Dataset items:

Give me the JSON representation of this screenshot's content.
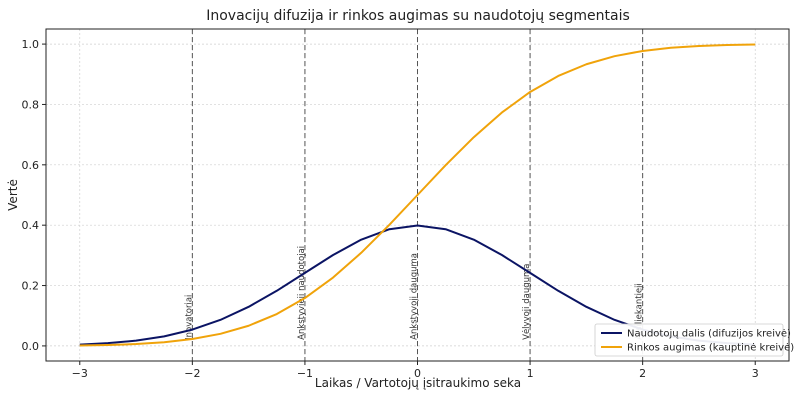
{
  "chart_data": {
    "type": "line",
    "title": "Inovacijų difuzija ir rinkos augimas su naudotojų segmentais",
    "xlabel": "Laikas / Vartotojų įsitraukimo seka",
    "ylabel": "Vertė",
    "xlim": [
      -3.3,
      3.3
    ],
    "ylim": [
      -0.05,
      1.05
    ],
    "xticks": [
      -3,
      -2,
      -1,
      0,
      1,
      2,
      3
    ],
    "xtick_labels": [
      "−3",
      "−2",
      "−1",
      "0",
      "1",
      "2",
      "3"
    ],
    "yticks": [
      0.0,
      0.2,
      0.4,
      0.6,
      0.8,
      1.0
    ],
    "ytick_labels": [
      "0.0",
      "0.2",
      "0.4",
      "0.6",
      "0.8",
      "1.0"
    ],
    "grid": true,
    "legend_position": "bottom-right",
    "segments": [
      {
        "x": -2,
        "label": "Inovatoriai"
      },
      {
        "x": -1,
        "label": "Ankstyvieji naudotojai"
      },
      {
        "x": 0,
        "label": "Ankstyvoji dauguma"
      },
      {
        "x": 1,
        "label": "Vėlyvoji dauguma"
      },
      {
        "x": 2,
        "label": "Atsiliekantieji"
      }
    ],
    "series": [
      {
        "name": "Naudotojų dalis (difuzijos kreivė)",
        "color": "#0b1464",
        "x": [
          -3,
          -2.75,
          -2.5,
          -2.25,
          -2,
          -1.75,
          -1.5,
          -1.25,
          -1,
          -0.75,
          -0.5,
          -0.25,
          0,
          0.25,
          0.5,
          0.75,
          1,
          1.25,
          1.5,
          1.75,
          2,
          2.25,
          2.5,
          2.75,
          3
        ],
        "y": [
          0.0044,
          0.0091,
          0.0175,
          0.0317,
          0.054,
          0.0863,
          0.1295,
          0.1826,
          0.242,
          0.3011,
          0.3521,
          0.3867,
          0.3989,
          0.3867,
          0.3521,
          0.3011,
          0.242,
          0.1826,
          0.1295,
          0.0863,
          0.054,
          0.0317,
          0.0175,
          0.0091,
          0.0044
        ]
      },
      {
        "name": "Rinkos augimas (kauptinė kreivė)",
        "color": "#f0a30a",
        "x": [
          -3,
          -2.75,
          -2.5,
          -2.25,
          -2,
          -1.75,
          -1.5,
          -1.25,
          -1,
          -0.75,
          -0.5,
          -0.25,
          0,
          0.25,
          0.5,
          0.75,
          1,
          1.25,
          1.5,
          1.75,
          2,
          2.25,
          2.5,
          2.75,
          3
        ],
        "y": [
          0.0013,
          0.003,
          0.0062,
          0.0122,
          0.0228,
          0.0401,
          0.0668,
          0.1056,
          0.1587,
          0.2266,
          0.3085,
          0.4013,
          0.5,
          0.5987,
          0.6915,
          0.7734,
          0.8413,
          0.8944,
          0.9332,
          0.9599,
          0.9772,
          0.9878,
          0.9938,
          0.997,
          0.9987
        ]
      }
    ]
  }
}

§ **WORK TO COMPLETE**
Where a line above includes "kreivė", copy that line.

§ **COMPLETE ANSWER**
        "name": "Naudotojų dalis (difuzijos kreivė)",
        "name": "Rinkos augimas (kauptinė kreivė)",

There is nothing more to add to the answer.